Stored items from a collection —

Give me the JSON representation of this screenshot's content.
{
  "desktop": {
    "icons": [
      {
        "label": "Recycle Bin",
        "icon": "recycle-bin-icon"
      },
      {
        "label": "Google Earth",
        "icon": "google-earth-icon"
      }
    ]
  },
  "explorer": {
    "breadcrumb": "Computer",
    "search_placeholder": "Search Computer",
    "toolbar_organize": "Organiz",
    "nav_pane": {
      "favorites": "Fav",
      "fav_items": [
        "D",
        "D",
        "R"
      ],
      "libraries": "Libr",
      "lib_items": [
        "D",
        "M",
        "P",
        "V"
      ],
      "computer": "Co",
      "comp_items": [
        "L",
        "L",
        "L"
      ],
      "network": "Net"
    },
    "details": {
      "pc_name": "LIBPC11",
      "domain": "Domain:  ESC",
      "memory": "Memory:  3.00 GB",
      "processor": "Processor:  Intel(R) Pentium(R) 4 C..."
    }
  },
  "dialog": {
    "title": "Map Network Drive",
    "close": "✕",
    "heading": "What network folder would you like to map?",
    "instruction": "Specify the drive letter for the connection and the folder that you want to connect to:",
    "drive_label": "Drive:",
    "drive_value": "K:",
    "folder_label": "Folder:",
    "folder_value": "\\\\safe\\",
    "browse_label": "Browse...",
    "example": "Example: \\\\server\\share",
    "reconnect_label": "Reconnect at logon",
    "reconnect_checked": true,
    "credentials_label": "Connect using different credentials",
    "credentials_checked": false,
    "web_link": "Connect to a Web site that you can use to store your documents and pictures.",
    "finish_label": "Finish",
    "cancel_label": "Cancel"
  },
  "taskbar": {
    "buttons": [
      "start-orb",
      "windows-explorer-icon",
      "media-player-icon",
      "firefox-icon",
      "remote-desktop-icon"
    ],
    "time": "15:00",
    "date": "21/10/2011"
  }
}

Given task — Return every entry verbatim.

Result of this task —
Give me the JSON representation of this screenshot's content.
{
  "desktop": {
    "icons": [
      {
        "label": "Recycle Bin",
        "icon": "recycle-bin-icon"
      },
      {
        "label": "Google Earth",
        "icon": "google-earth-icon"
      }
    ]
  },
  "explorer": {
    "breadcrumb": "Computer",
    "search_placeholder": "Search Computer",
    "toolbar_organize": "Organiz",
    "nav_pane": {
      "favorites": "Fav",
      "fav_items": [
        "D",
        "D",
        "R"
      ],
      "libraries": "Libr",
      "lib_items": [
        "D",
        "M",
        "P",
        "V"
      ],
      "computer": "Co",
      "comp_items": [
        "L",
        "L",
        "L"
      ],
      "network": "Net"
    },
    "details": {
      "pc_name": "LIBPC11",
      "domain": "Domain:  ESC",
      "memory": "Memory:  3.00 GB",
      "processor": "Processor:  Intel(R) Pentium(R) 4 C..."
    }
  },
  "dialog": {
    "title": "Map Network Drive",
    "close": "✕",
    "heading": "What network folder would you like to map?",
    "instruction": "Specify the drive letter for the connection and the folder that you want to connect to:",
    "drive_label": "Drive:",
    "drive_value": "K:",
    "folder_label": "Folder:",
    "folder_value": "\\\\safe\\",
    "browse_label": "Browse...",
    "example": "Example: \\\\server\\share",
    "reconnect_label": "Reconnect at logon",
    "reconnect_checked": true,
    "credentials_label": "Connect using different credentials",
    "credentials_checked": false,
    "web_link": "Connect to a Web site that you can use to store your documents and pictures.",
    "finish_label": "Finish",
    "cancel_label": "Cancel"
  },
  "taskbar": {
    "buttons": [
      "start-orb",
      "windows-explorer-icon",
      "media-player-icon",
      "firefox-icon",
      "remote-desktop-icon"
    ],
    "time": "15:00",
    "date": "21/10/2011"
  }
}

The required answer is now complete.